— Start Given data —

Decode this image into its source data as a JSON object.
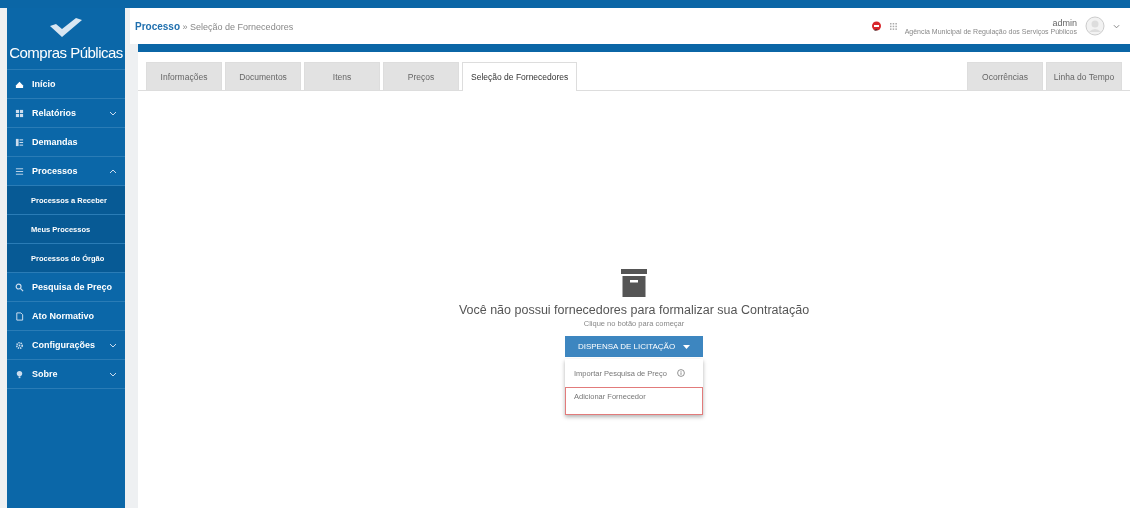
{
  "sidebar": {
    "logo_text": "Compras Públicas",
    "items": [
      {
        "label": "Início"
      },
      {
        "label": "Relatórios",
        "expanded": false
      },
      {
        "label": "Demandas"
      },
      {
        "label": "Processos",
        "expanded": true,
        "children": [
          {
            "label": "Processos a Receber"
          },
          {
            "label": "Meus Processos"
          },
          {
            "label": "Processos do Órgão"
          }
        ]
      },
      {
        "label": "Pesquisa de Preço"
      },
      {
        "label": "Ato Normativo"
      },
      {
        "label": "Configurações",
        "expanded": false
      },
      {
        "label": "Sobre",
        "expanded": false
      }
    ]
  },
  "header": {
    "breadcrumb": {
      "root": "Processo",
      "separator": "»",
      "current": "Seleção de Fornecedores"
    },
    "user": {
      "name": "admin",
      "organization": "Agência Municipal de Regulação dos Serviços Públicos"
    }
  },
  "tabs": [
    {
      "label": "Informações",
      "selected": false
    },
    {
      "label": "Documentos",
      "selected": false
    },
    {
      "label": "Itens",
      "selected": false
    },
    {
      "label": "Preços",
      "selected": false
    },
    {
      "label": "Seleção de Fornecedores",
      "selected": true
    }
  ],
  "right_tabs": [
    {
      "label": "Ocorrências",
      "selected": false
    },
    {
      "label": "Linha do Tempo",
      "selected": false
    }
  ],
  "empty_state": {
    "title": "Você não possui fornecedores para formalizar sua Contratação",
    "subtitle": "Clique no botão para começar"
  },
  "dropdown": {
    "button": "DISPENSA DE LICITAÇÃO",
    "items": [
      {
        "label": "Importar Pesquisa de Preço",
        "info": true,
        "selected": false
      },
      {
        "label": "Adicionar Fornecedor",
        "info": false,
        "selected": true
      }
    ]
  }
}
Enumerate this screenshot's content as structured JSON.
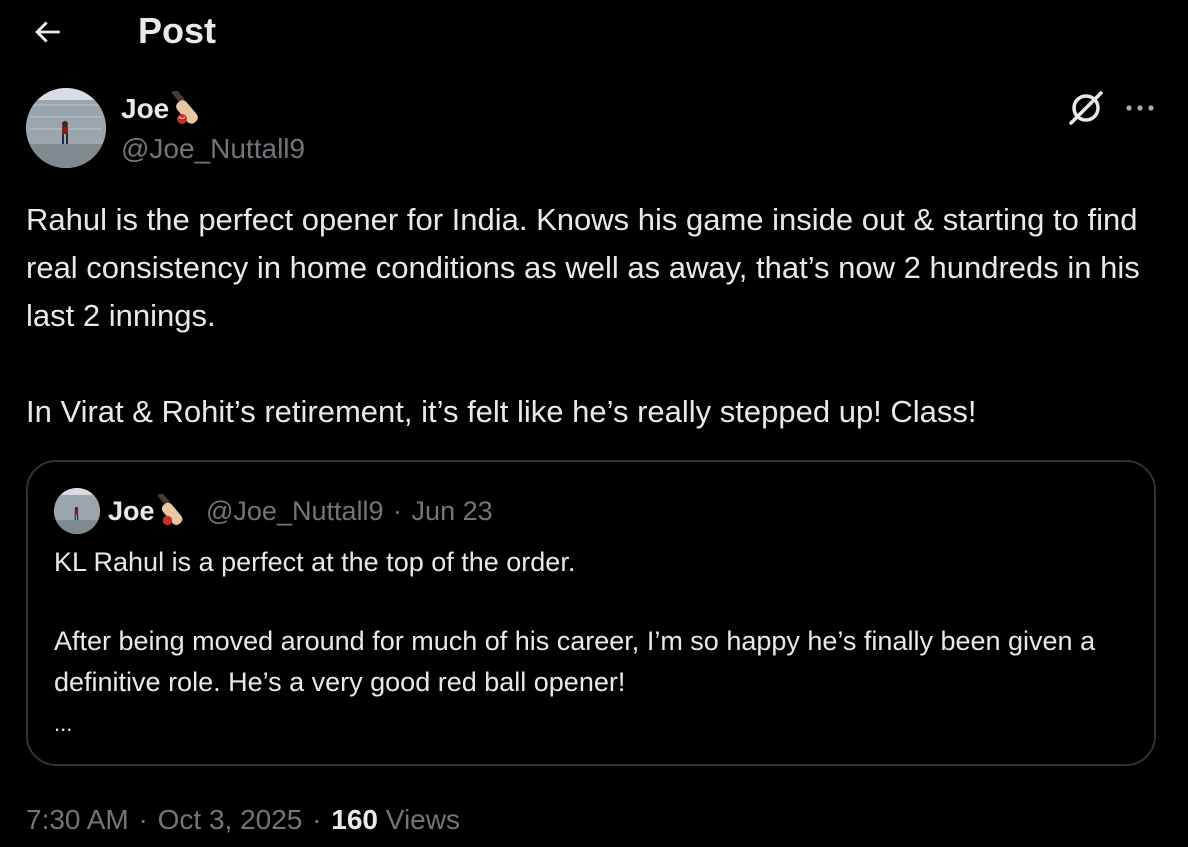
{
  "header": {
    "title": "Post",
    "back_icon": "arrow-left-icon"
  },
  "post": {
    "author": {
      "name": "Joe",
      "emoji_icon": "cricket-bat-icon",
      "handle": "@Joe_Nuttall9",
      "avatar_icon": "avatar-photo"
    },
    "actions": {
      "grok_icon": "grok-icon",
      "more_icon": "more-dots-icon"
    },
    "paragraphs": [
      "Rahul is the perfect opener for India. Knows his game inside out & starting to find real consistency in home conditions as well as away, that’s now 2 hundreds in his last 2 innings.",
      "In Virat & Rohit’s retirement, it’s felt like he’s really stepped up! Class!"
    ],
    "quote": {
      "name": "Joe",
      "handle": "@Joe_Nuttall9",
      "separator": "·",
      "date": "Jun 23",
      "paragraphs": [
        "KL Rahul is a perfect at the top of the order.",
        "After being moved around for much of his career, I’m so happy he’s finally been given a definitive role. He’s a very good red ball opener!"
      ],
      "ellipsis": "..."
    },
    "meta": {
      "time": "7:30 AM",
      "separator": "·",
      "date": "Oct 3, 2025",
      "views_count": "160",
      "views_label": "Views"
    }
  },
  "colors": {
    "background": "#000000",
    "text_primary": "#e7e9ea",
    "text_secondary": "#71767b",
    "border": "#2f3336"
  }
}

— End Given data —

Exactly reproduce the entries above, minus the pictures.

Decode this image into its source data as a JSON object.
{
  "sidebar": {
    "logo_text": "Compras Públicas",
    "items": [
      {
        "label": "Início"
      },
      {
        "label": "Relatórios",
        "expanded": false
      },
      {
        "label": "Demandas"
      },
      {
        "label": "Processos",
        "expanded": true,
        "children": [
          {
            "label": "Processos a Receber"
          },
          {
            "label": "Meus Processos"
          },
          {
            "label": "Processos do Órgão"
          }
        ]
      },
      {
        "label": "Pesquisa de Preço"
      },
      {
        "label": "Ato Normativo"
      },
      {
        "label": "Configurações",
        "expanded": false
      },
      {
        "label": "Sobre",
        "expanded": false
      }
    ]
  },
  "header": {
    "breadcrumb": {
      "root": "Processo",
      "separator": "»",
      "current": "Seleção de Fornecedores"
    },
    "user": {
      "name": "admin",
      "organization": "Agência Municipal de Regulação dos Serviços Públicos"
    }
  },
  "tabs": [
    {
      "label": "Informações",
      "selected": false
    },
    {
      "label": "Documentos",
      "selected": false
    },
    {
      "label": "Itens",
      "selected": false
    },
    {
      "label": "Preços",
      "selected": false
    },
    {
      "label": "Seleção de Fornecedores",
      "selected": true
    }
  ],
  "right_tabs": [
    {
      "label": "Ocorrências",
      "selected": false
    },
    {
      "label": "Linha do Tempo",
      "selected": false
    }
  ],
  "empty_state": {
    "title": "Você não possui fornecedores para formalizar sua Contratação",
    "subtitle": "Clique no botão para começar"
  },
  "dropdown": {
    "button": "DISPENSA DE LICITAÇÃO",
    "items": [
      {
        "label": "Importar Pesquisa de Preço",
        "info": true,
        "selected": false
      },
      {
        "label": "Adicionar Fornecedor",
        "info": false,
        "selected": true
      }
    ]
  }
}
Enumerate this screenshot's content as structured JSON.
{
  "header": {
    "title": "Post",
    "back_icon": "arrow-left-icon"
  },
  "post": {
    "author": {
      "name": "Joe",
      "emoji_icon": "cricket-bat-icon",
      "handle": "@Joe_Nuttall9",
      "avatar_icon": "avatar-photo"
    },
    "actions": {
      "grok_icon": "grok-icon",
      "more_icon": "more-dots-icon"
    },
    "paragraphs": [
      "Rahul is the perfect opener for India. Knows his game inside out & starting to find real consistency in home conditions as well as away, that’s now 2 hundreds in his last 2 innings.",
      "In Virat & Rohit’s retirement, it’s felt like he’s really stepped up! Class!"
    ],
    "quote": {
      "name": "Joe",
      "handle": "@Joe_Nuttall9",
      "separator": "·",
      "date": "Jun 23",
      "paragraphs": [
        "KL Rahul is a perfect at the top of the order.",
        "After being moved around for much of his career, I’m so happy he’s finally been given a definitive role. He’s a very good red ball opener!"
      ],
      "ellipsis": "..."
    },
    "meta": {
      "time": "7:30 AM",
      "separator": "·",
      "date": "Oct 3, 2025",
      "views_count": "160",
      "views_label": "Views"
    }
  },
  "colors": {
    "background": "#000000",
    "text_primary": "#e7e9ea",
    "text_secondary": "#71767b",
    "border": "#2f3336"
  }
}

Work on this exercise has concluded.